| Short task |
Wherever the string "interwencje" appears, copy the whole line.
----- Data supplied
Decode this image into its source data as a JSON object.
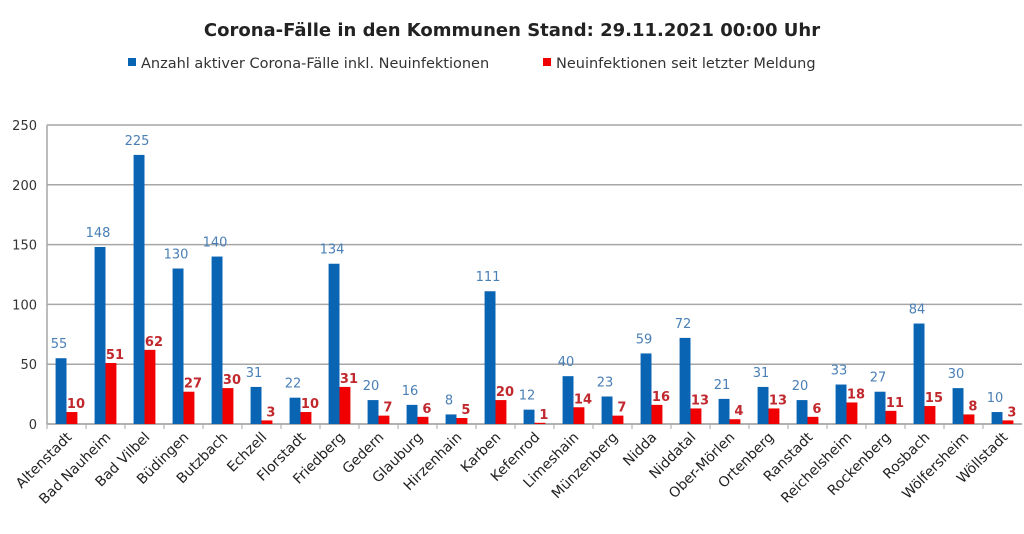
{
  "chart_data": {
    "type": "bar",
    "title": "Corona-Fälle in den Kommunen Stand: 29.11.2021 00:00 Uhr",
    "xlabel": "",
    "ylabel": "",
    "ylim": [
      0,
      250
    ],
    "yticks": [
      0,
      50,
      100,
      150,
      200,
      250
    ],
    "grid": true,
    "legend_position": "top",
    "categories": [
      "Altenstadt",
      "Bad Nauheim",
      "Bad Vilbel",
      "Büdingen",
      "Butzbach",
      "Echzell",
      "Florstadt",
      "Friedberg",
      "Gedern",
      "Glauburg",
      "Hirzenhain",
      "Karben",
      "Kefenrod",
      "Limeshain",
      "Münzenberg",
      "Nidda",
      "Niddatal",
      "Ober-Mörlen",
      "Ortenberg",
      "Ranstadt",
      "Reichelsheim",
      "Rockenberg",
      "Rosbach",
      "Wölfersheim",
      "Wöllstadt"
    ],
    "series": [
      {
        "name": "Anzahl aktiver Corona-Fälle inkl. Neuinfektionen",
        "color": "#0a64b4",
        "label_color": "#4a7fb5",
        "values": [
          55,
          148,
          225,
          130,
          140,
          31,
          22,
          134,
          20,
          16,
          8,
          111,
          12,
          40,
          23,
          59,
          72,
          21,
          31,
          20,
          33,
          27,
          84,
          30,
          10
        ]
      },
      {
        "name": "Neuinfektionen seit letzter Meldung",
        "color": "#f00000",
        "label_color": "#c0282d",
        "values": [
          10,
          51,
          62,
          27,
          30,
          3,
          10,
          31,
          7,
          6,
          5,
          20,
          1,
          14,
          7,
          16,
          13,
          4,
          13,
          6,
          18,
          11,
          15,
          8,
          3
        ]
      }
    ]
  }
}
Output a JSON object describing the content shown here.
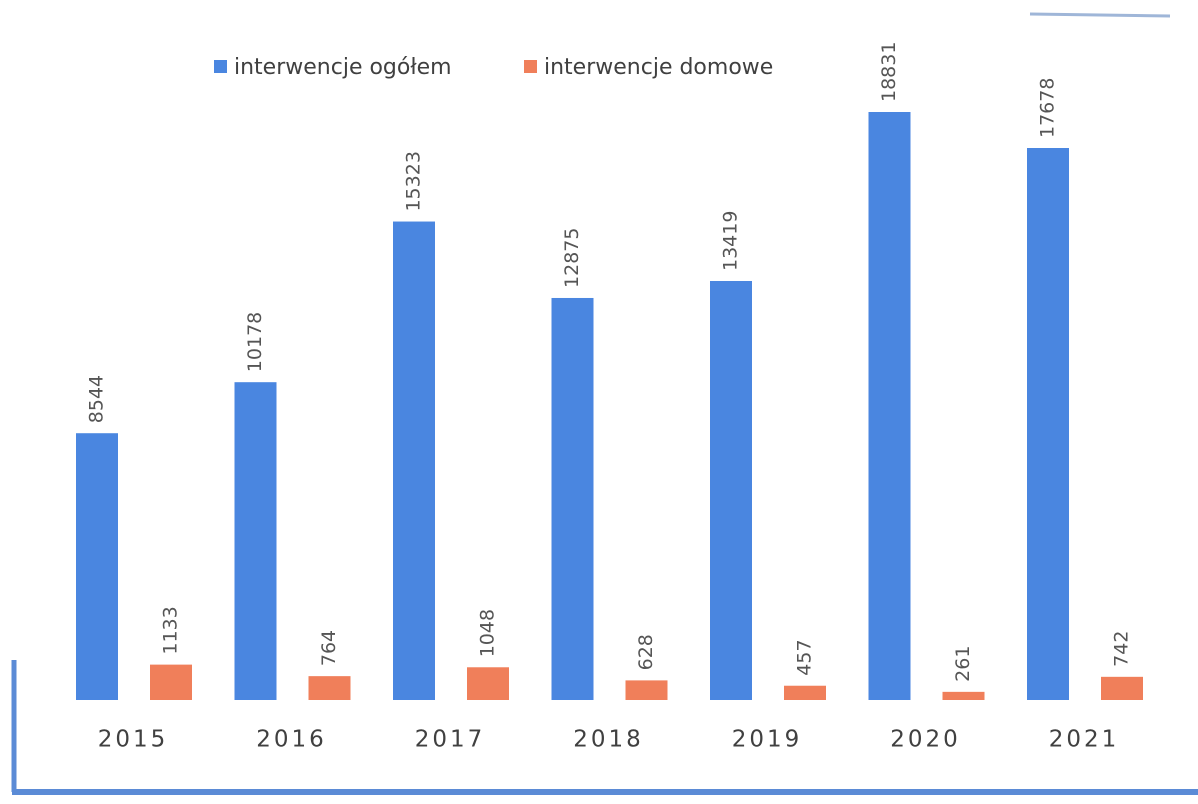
{
  "chart_data": {
    "type": "bar",
    "categories": [
      "2015",
      "2016",
      "2017",
      "2018",
      "2019",
      "2020",
      "2021"
    ],
    "series": [
      {
        "name": "interwencje ogółem",
        "color": "#4a86e0",
        "values": [
          8544,
          10178,
          15323,
          12875,
          13419,
          18831,
          17678
        ]
      },
      {
        "name": "interwencje domowe",
        "color": "#f07f5a",
        "values": [
          1133,
          764,
          1048,
          628,
          457,
          261,
          742
        ]
      }
    ],
    "legend": "top"
  }
}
----------
| Output for this task |
        "name": "interwencje ogółem",
        "name": "interwencje domowe",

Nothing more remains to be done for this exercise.